> TASK TO COMPLETE
Write out every entry exactly as given, but omit the pictures.

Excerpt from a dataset
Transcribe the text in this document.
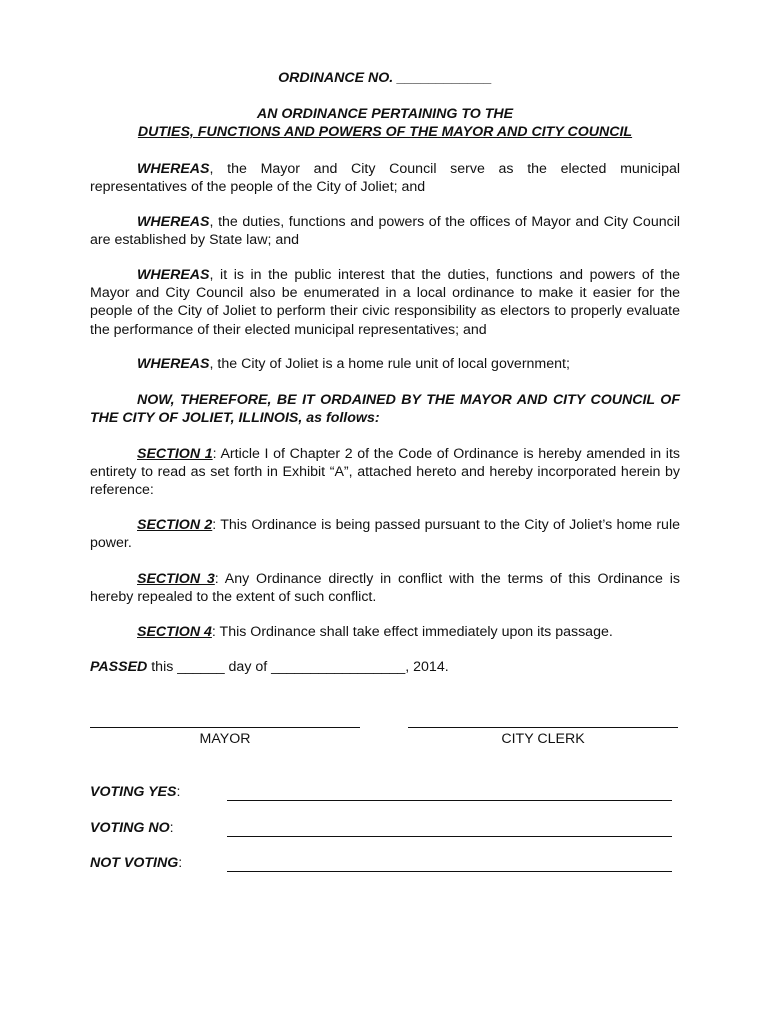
ORDINANCE NO. ____________
AN ORDINANCE PERTAINING TO THE
DUTIES, FUNCTIONS AND POWERS OF THE MAYOR AND CITY COUNCIL
WHEREAS, the Mayor and City Council serve as the elected municipal representatives of the people of the City of Joliet; and
WHEREAS, the duties, functions and powers of the offices of Mayor and City Council are established by State law; and
WHEREAS, it is in the public interest that the duties, functions and powers of the Mayor and City Council also be enumerated in a local ordinance to make it easier for the people of the City of Joliet to perform their civic responsibility as electors to properly evaluate the performance of their elected municipal representatives; and
WHEREAS, the City of Joliet is a home rule unit of local government;
NOW, THEREFORE, BE IT ORDAINED BY THE MAYOR AND CITY COUNCIL OF THE CITY OF JOLIET, ILLINOIS, as follows:
SECTION 1: Article I of Chapter 2 of the Code of Ordinance is hereby amended in its entirety to read as set forth in Exhibit “A”, attached hereto and hereby incorporated herein by reference:
SECTION 2: This Ordinance is being passed pursuant to the City of Joliet’s home rule power.
SECTION 3: Any Ordinance directly in conflict with the terms of this Ordinance is hereby repealed to the extent of such conflict.
SECTION 4: This Ordinance shall take effect immediately upon its passage.
PASSED this ______ day of _________________, 2014.
MAYOR	CITY CLERK
VOTING YES:
VOTING NO:
NOT VOTING:
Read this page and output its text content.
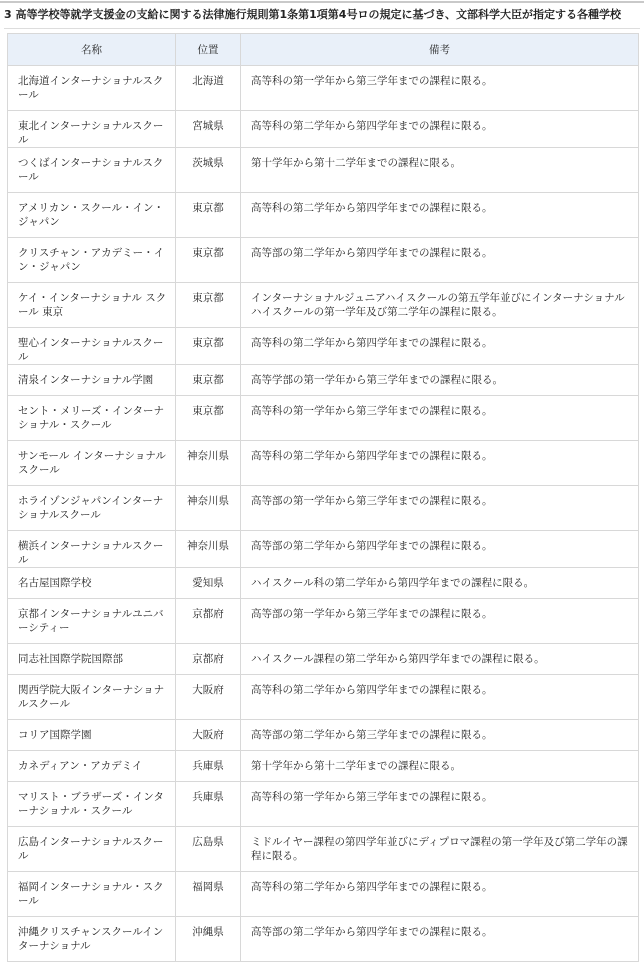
3 高等学校等就学支援金の支給に関する法律施行規則第1条第1項第4号ロの規定に基づき、文部科学大臣が指定する各種学校
名称	位置	備考
北海道インターナショナルスクール	北海道	高等科の第一学年から第三学年までの課程に限る。
東北インターナショナルスクール	宮城県	高等科の第二学年から第四学年までの課程に限る。
つくばインターナショナルスクール	茨城県	第十学年から第十二学年までの課程に限る。
アメリカン・スクール・イン・ジャパン	東京都	高等科の第二学年から第四学年までの課程に限る。
クリスチャン・アカデミー・イン・ジャパン	東京都	高等部の第二学年から第四学年までの課程に限る。
ケイ・インターナショナル スクール 東京	東京都	インターナショナルジュニアハイスクールの第五学年並びにインターナショナルハイスクールの第一学年及び第二学年の課程に限る。
聖心インターナショナルスクール	東京都	高等科の第二学年から第四学年までの課程に限る。
清泉インターナショナル学園	東京都	高等学部の第一学年から第三学年までの課程に限る。
セント・メリーズ・インターナショナル・スクール	東京都	高等科の第一学年から第三学年までの課程に限る。
サンモール インターナショナルスクール	神奈川県	高等科の第二学年から第四学年までの課程に限る。
ホライゾンジャパンインターナショナルスクール	神奈川県	高等部の第一学年から第三学年までの課程に限る。
横浜インターナショナルスクール	神奈川県	高等部の第二学年から第四学年までの課程に限る。
名古屋国際学校	愛知県	ハイスクール科の第二学年から第四学年までの課程に限る。
京都インターナショナルユニバーシティー	京都府	高等部の第一学年から第三学年までの課程に限る。
同志社国際学院国際部	京都府	ハイスクール課程の第二学年から第四学年までの課程に限る。
関西学院大阪インターナショナルスクール	大阪府	高等科の第二学年から第四学年までの課程に限る。
コリア国際学園	大阪府	高等部の第二学年から第三学年までの課程に限る。
カネディアン・アカデミイ	兵庫県	第十学年から第十二学年までの課程に限る。
マリスト・ブラザーズ・インターナショナル・スクール	兵庫県	高等科の第一学年から第三学年までの課程に限る。
広島インターナショナルスクール	広島県	ミドルイヤー課程の第四学年並びにディプロマ課程の第一学年及び第二学年の課程に限る。
福岡インターナショナル・スクール	福岡県	高等科の第二学年から第四学年までの課程に限る。
沖縄クリスチャンスクールインターナショナル	沖縄県	高等部の第二学年から第四学年までの課程に限る。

> RESULT
Transcribe the text in this document.
ORDINANCE NO. ____________
AN ORDINANCE PERTAINING TO THE
DUTIES, FUNCTIONS AND POWERS OF THE MAYOR AND CITY COUNCIL
WHEREAS, the Mayor and City Council serve as the elected municipal representatives of the people of the City of Joliet; and
WHEREAS, the duties, functions and powers of the offices of Mayor and City Council are established by State law; and
WHEREAS, it is in the public interest that the duties, functions and powers of the Mayor and City Council also be enumerated in a local ordinance to make it easier for the people of the City of Joliet to perform their civic responsibility as electors to properly evaluate the performance of their elected municipal representatives; and
WHEREAS, the City of Joliet is a home rule unit of local government;
NOW, THEREFORE, BE IT ORDAINED BY THE MAYOR AND CITY COUNCIL OF THE CITY OF JOLIET, ILLINOIS, as follows:
SECTION 1: Article I of Chapter 2 of the Code of Ordinance is hereby amended in its entirety to read as set forth in Exhibit “A”, attached hereto and hereby incorporated herein by reference:
SECTION 2: This Ordinance is being passed pursuant to the City of Joliet’s home rule power.
SECTION 3: Any Ordinance directly in conflict with the terms of this Ordinance is hereby repealed to the extent of such conflict.
SECTION 4: This Ordinance shall take effect immediately upon its passage.
PASSED this ______ day of _________________, 2014.
MAYOR	CITY CLERK
VOTING YES:
VOTING NO:
NOT VOTING:
Read this page and output its text content.
3 高等学校等就学支援金の支給に関する法律施行規則第1条第1項第4号ロの規定に基づき、文部科学大臣が指定する各種学校
名称	位置	備考
北海道インターナショナルスクール	北海道	高等科の第一学年から第三学年までの課程に限る。
東北インターナショナルスクール	宮城県	高等科の第二学年から第四学年までの課程に限る。
つくばインターナショナルスクール	茨城県	第十学年から第十二学年までの課程に限る。
アメリカン・スクール・イン・ジャパン	東京都	高等科の第二学年から第四学年までの課程に限る。
クリスチャン・アカデミー・イン・ジャパン	東京都	高等部の第二学年から第四学年までの課程に限る。
ケイ・インターナショナル スクール 東京	東京都	インターナショナルジュニアハイスクールの第五学年並びにインターナショナルハイスクールの第一学年及び第二学年の課程に限る。
聖心インターナショナルスクール	東京都	高等科の第二学年から第四学年までの課程に限る。
清泉インターナショナル学園	東京都	高等学部の第一学年から第三学年までの課程に限る。
セント・メリーズ・インターナショナル・スクール	東京都	高等科の第一学年から第三学年までの課程に限る。
サンモール インターナショナルスクール	神奈川県	高等科の第二学年から第四学年までの課程に限る。
ホライゾンジャパンインターナショナルスクール	神奈川県	高等部の第一学年から第三学年までの課程に限る。
横浜インターナショナルスクール	神奈川県	高等部の第二学年から第四学年までの課程に限る。
名古屋国際学校	愛知県	ハイスクール科の第二学年から第四学年までの課程に限る。
京都インターナショナルユニバーシティー	京都府	高等部の第一学年から第三学年までの課程に限る。
同志社国際学院国際部	京都府	ハイスクール課程の第二学年から第四学年までの課程に限る。
関西学院大阪インターナショナルスクール	大阪府	高等科の第二学年から第四学年までの課程に限る。
コリア国際学園	大阪府	高等部の第二学年から第三学年までの課程に限る。
カネディアン・アカデミイ	兵庫県	第十学年から第十二学年までの課程に限る。
マリスト・ブラザーズ・インターナショナル・スクール	兵庫県	高等科の第一学年から第三学年までの課程に限る。
広島インターナショナルスクール	広島県	ミドルイヤー課程の第四学年並びにディプロマ課程の第一学年及び第二学年の課程に限る。
福岡インターナショナル・スクール	福岡県	高等科の第二学年から第四学年までの課程に限る。
沖縄クリスチャンスクールインターナショナル	沖縄県	高等部の第二学年から第四学年までの課程に限る。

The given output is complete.